(Given records):
--------

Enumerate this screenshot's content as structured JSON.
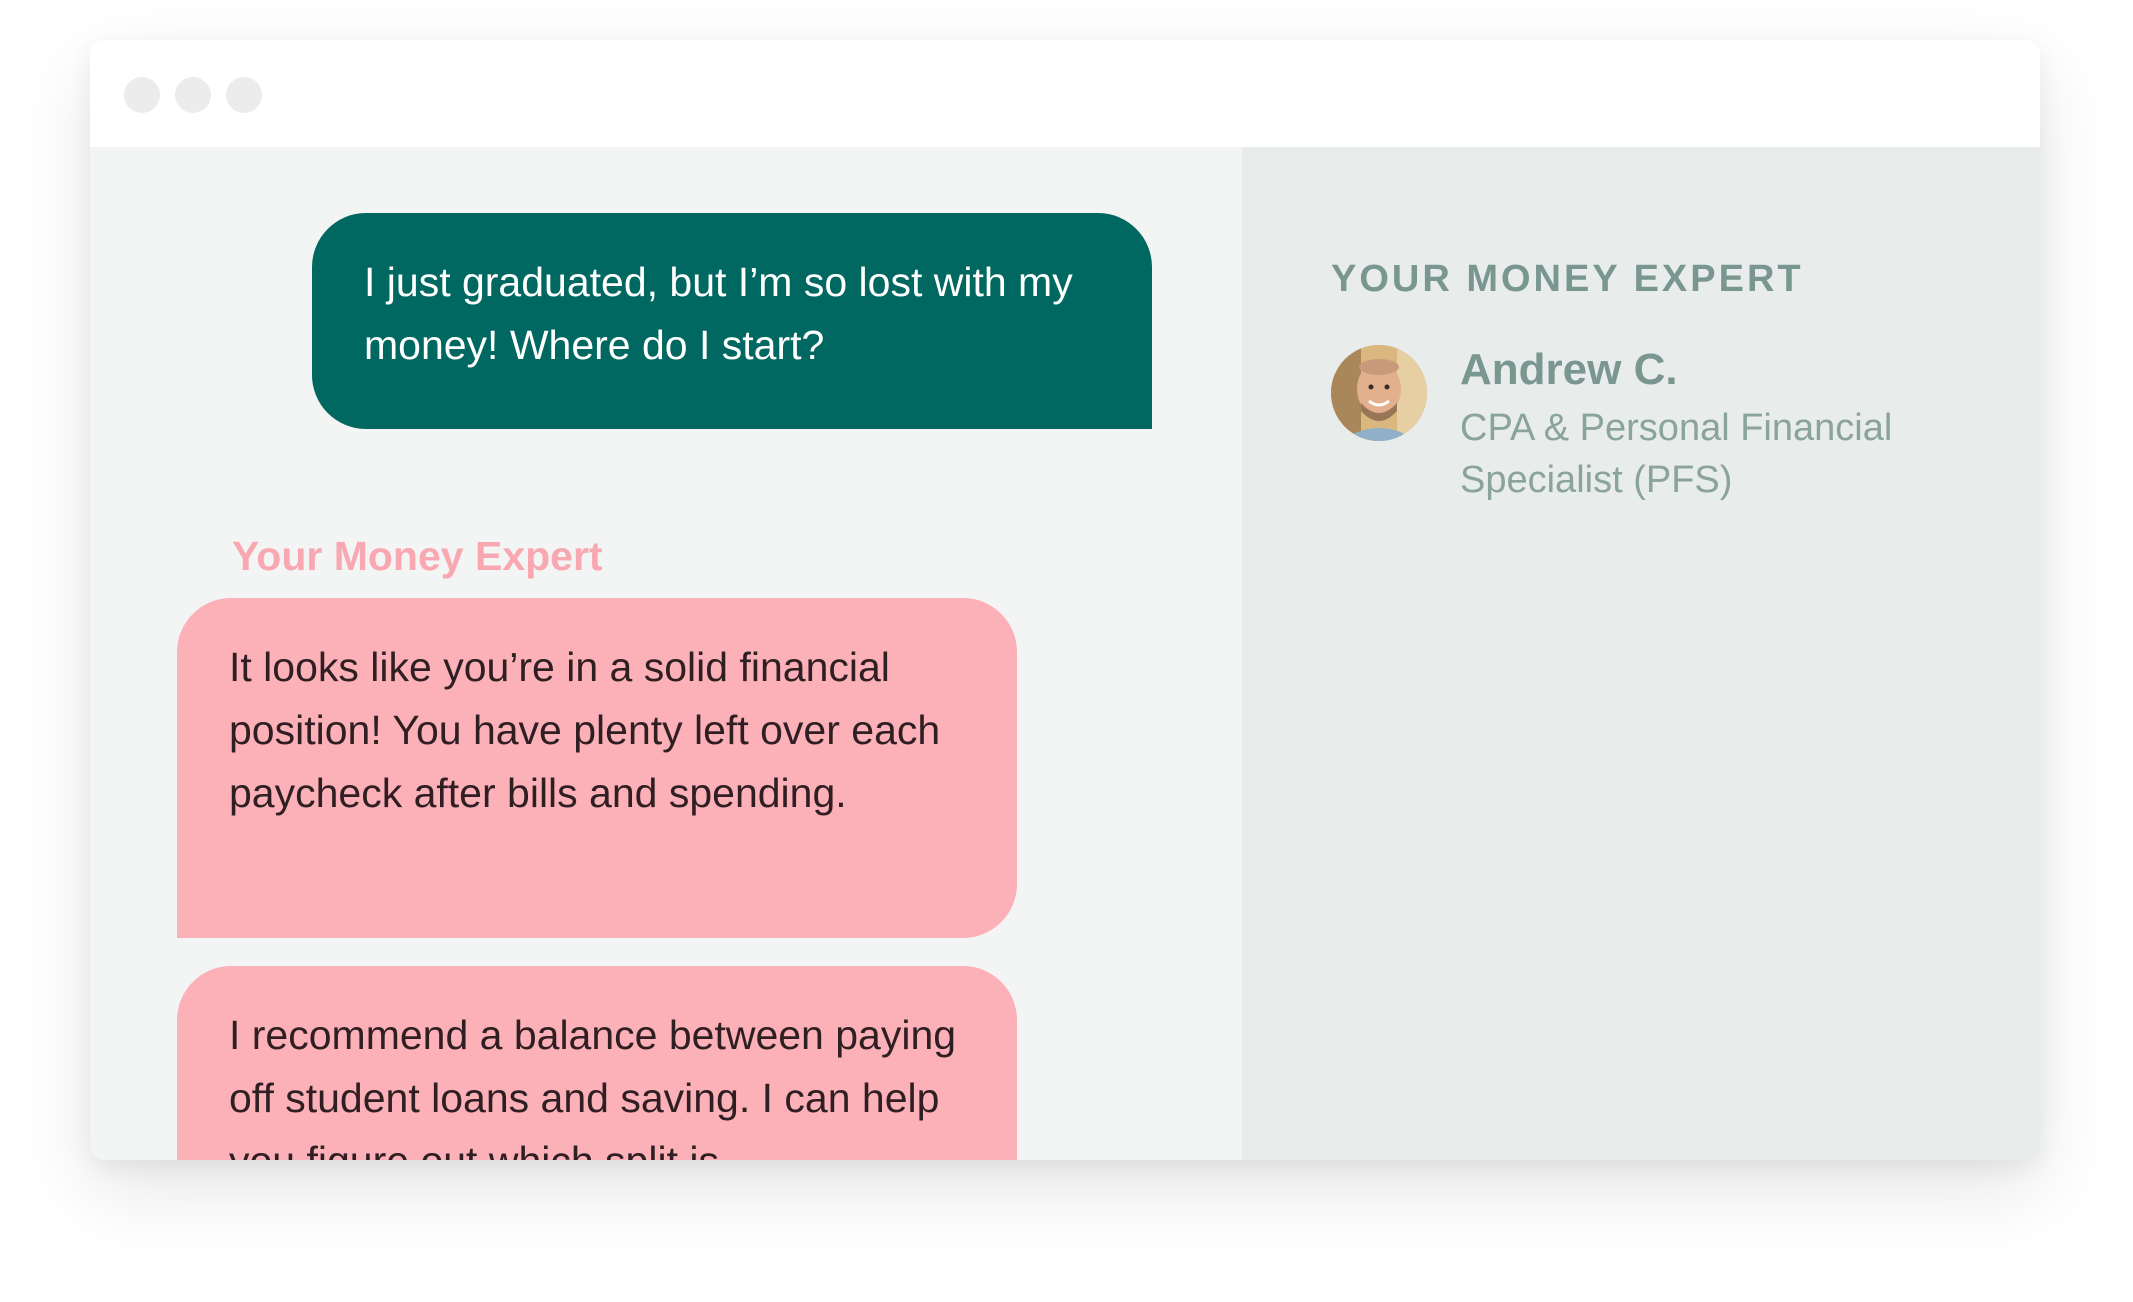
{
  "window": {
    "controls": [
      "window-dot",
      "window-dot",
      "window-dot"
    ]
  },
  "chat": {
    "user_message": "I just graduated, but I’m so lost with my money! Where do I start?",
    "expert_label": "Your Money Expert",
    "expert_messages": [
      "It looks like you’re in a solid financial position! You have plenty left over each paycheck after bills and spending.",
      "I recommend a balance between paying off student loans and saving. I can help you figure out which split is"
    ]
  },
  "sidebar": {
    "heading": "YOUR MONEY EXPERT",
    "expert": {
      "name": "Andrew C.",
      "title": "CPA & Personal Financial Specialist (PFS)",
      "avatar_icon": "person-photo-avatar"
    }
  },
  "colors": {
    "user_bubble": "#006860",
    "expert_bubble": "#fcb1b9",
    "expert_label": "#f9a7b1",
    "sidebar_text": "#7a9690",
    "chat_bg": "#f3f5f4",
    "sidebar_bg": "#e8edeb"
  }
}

--------

Copy every entry word for word, but omit the pictures.

Enumerate this screenshot's content as structured JSON.
{
  "window": {
    "controls": [
      "window-dot",
      "window-dot",
      "window-dot"
    ]
  },
  "chat": {
    "user_message": "I just graduated, but I’m so lost with my money! Where do I start?",
    "expert_label": "Your Money Expert",
    "expert_messages": [
      "It looks like you’re in a solid financial position! You have plenty left over each paycheck after bills and spending.",
      "I recommend a balance between paying off student loans and saving. I can help you figure out which split is"
    ]
  },
  "sidebar": {
    "heading": "YOUR MONEY EXPERT",
    "expert": {
      "name": "Andrew C.",
      "title": "CPA & Personal Financial Specialist (PFS)",
      "avatar_icon": "person-photo-avatar"
    }
  },
  "colors": {
    "user_bubble": "#006860",
    "expert_bubble": "#fcb1b9",
    "expert_label": "#f9a7b1",
    "sidebar_text": "#7a9690",
    "chat_bg": "#f3f5f4",
    "sidebar_bg": "#e8edeb"
  }
}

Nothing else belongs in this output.